*Requirement A*. In the Labor Notes excerpt, what position does Phil Chism hold?
*Requirement B*. Reproduce the stretch of the Labor Notes excerpt from "When members got" through "issue, subscribe today.".
*Requirement C*. In the Labor Notes excerpt, why does the commenter say the conversation in a room full of other employees was not a violation of HIPAA rights?

*Excerpt provided*.
Segment Open

Simmons said it’s not a position he shares. “What a guy did nine months ago while he was off work or on layoff,” he said, “is none of their business.”

But the company drove a wedge between workers, making it difficult to defend them, much less lead aggressive actions, said Local 1899 VP Phil Chism.

When members got nabbed, it was either sign the last-chance agreement or refuse, get fired, and wait for a discharge arbitration—while the company cut off health insurance, fought the unemployment claim, and denied supplemental benefits.

“I don’t know what else to call it besides blackmail,” Chism said.

Dragich is disgusted that the union chose to submit to the lawyered layers of the grievance procedure while members like Doris were panic-stricken.

“It used to be we had a say,” he said. “Now with U.S. Steel, their answer is arbitration for everything. I don’t think his suicide is going to be the last.”

A version of this article appeared in Labor Notes #372, March 2010. Don't miss an issue, subscribe today.

Comments

DefMillwright (not verified) | 03/19/10

"When I returned they ordered me to give an observed urine sample and because they did not have a nurse of the same sex on staff a person who was not medically trained would be directly observing me."

Good for you for refusing. The taking of a sample of any kind, be it urine, blood, hair, etc for testing, especially a drug screen, should ONLY be done by a medical profession specifically trained in the collection of samples. If they did not have a same sex medical person available, they should have rescheduled the test.

"To make matters worse the entire conversations during both events took place in room full of other employees of different trades which was a blatant violation of my HIPAA rights."

It was not a violation of your HIPAA rights, as HIPAA only applies to entities who recieve payments from Medicare, however it could and probably was a violation of your own company's policies reguarding your medical records. I would definately check into that because if it were, a case could be made in court for the violation and compensation. If nothing else, it may save the next person from having to go through the same senario you were put through.

Segment Closed

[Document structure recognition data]
Segment Open

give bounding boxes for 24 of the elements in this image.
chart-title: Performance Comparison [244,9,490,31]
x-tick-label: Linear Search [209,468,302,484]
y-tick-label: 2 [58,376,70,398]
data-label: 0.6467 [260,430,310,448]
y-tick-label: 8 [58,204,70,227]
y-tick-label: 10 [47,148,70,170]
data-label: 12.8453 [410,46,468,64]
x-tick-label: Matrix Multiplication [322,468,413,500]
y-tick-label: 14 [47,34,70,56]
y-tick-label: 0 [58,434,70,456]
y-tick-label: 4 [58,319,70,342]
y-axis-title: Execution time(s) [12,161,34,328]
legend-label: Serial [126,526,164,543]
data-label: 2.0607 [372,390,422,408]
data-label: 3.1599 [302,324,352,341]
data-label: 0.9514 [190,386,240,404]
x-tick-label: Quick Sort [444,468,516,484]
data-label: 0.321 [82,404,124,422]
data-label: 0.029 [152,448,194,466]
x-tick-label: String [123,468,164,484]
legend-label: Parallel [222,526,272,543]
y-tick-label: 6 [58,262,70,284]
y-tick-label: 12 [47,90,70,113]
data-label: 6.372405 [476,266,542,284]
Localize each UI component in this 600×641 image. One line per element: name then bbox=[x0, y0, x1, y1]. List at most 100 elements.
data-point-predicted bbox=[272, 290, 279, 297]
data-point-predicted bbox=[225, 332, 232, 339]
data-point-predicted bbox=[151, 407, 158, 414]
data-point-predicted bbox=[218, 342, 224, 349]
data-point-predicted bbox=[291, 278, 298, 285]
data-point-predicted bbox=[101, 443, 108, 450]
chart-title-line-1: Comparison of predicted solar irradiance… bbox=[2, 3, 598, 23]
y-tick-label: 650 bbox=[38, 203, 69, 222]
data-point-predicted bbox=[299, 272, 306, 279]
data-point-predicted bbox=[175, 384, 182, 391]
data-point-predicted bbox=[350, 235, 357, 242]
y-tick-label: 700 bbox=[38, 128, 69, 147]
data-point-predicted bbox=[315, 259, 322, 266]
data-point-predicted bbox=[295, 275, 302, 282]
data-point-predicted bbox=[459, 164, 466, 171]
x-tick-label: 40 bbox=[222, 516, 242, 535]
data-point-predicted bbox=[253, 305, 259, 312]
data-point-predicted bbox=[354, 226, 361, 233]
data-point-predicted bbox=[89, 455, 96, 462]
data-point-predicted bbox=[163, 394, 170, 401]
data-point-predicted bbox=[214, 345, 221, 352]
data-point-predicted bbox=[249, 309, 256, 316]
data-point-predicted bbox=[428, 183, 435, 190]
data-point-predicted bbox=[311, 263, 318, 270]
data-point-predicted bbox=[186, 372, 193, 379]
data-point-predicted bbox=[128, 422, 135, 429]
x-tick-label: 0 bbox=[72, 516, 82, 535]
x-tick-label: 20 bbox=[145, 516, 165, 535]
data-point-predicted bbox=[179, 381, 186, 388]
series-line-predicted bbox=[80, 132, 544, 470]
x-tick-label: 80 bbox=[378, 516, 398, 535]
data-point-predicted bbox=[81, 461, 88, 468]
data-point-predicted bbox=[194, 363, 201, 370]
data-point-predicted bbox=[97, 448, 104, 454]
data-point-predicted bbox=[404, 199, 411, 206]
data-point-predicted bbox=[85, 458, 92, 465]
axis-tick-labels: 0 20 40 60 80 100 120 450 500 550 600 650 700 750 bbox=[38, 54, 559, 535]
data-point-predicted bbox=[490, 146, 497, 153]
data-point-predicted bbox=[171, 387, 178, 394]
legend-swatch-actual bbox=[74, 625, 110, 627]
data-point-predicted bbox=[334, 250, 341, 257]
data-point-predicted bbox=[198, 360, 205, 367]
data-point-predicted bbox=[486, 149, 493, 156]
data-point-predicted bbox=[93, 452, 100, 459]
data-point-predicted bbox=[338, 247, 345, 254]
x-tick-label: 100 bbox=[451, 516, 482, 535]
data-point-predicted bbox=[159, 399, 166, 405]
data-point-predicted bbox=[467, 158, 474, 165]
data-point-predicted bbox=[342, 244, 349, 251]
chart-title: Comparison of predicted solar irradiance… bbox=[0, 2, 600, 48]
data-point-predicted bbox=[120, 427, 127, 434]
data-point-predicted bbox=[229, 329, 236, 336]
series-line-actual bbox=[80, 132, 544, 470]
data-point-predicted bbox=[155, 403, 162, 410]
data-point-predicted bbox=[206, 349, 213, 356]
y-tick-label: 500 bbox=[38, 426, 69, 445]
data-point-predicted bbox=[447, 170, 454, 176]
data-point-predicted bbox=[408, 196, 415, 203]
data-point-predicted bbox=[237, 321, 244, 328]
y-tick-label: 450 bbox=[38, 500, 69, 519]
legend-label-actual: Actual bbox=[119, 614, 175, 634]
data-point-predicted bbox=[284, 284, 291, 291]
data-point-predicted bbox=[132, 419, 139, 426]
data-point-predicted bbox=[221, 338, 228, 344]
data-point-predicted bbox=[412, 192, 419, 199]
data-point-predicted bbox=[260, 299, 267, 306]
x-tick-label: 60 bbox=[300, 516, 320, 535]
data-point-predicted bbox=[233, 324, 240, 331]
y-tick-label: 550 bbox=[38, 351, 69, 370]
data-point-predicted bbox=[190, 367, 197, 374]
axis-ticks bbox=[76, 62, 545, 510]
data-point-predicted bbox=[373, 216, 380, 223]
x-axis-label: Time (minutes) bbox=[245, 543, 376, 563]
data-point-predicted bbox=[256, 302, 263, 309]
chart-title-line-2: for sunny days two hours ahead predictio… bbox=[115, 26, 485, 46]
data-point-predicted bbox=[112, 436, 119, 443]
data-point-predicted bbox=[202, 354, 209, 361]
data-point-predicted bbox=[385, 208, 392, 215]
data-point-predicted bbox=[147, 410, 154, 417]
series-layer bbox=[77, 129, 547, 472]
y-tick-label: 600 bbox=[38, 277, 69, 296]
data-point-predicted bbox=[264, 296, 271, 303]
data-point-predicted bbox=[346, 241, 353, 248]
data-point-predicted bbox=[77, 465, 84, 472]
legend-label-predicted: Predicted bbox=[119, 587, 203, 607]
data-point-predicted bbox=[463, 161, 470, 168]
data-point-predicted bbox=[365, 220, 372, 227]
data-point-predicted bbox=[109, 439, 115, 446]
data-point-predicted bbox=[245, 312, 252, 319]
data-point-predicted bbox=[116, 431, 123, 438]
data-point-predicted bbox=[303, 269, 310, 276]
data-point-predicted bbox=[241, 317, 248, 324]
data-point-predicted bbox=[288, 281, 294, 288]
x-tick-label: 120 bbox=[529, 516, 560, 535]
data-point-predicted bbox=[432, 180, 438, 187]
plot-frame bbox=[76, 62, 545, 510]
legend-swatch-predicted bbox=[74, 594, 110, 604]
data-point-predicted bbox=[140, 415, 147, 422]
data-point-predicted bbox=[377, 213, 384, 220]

Segment Closed

*Answer section A*. He is VP of Local 1899.

*Answer section B*.
When members got nabbed, it was either sign the last-chance agreement or refuse, get fired, and wait for a discharge arbitration—while the company cut off health insurance, fought the unemployment claim, and denied supplemental benefits.

“I don’t know what else to call it besides blackmail,” Chism said.

Dragich is disgusted that the union chose to submit to the lawyered layers of the grievance procedure while members like Doris were panic-stricken.

“It used to be we had a say,” he said. “Now with U.S. Steel, their answer is arbitration for everything. I don’t think his suicide is going to be the last.”

A version of this article appeared in Labor Notes #372, March 2010. Don't miss an issue, subscribe today.

*Answer section C*. The commenter says HIPAA only applies to entities that receive payments from Medicare. The commenter adds that it could, and probably did, violate the company's own policies on medical records.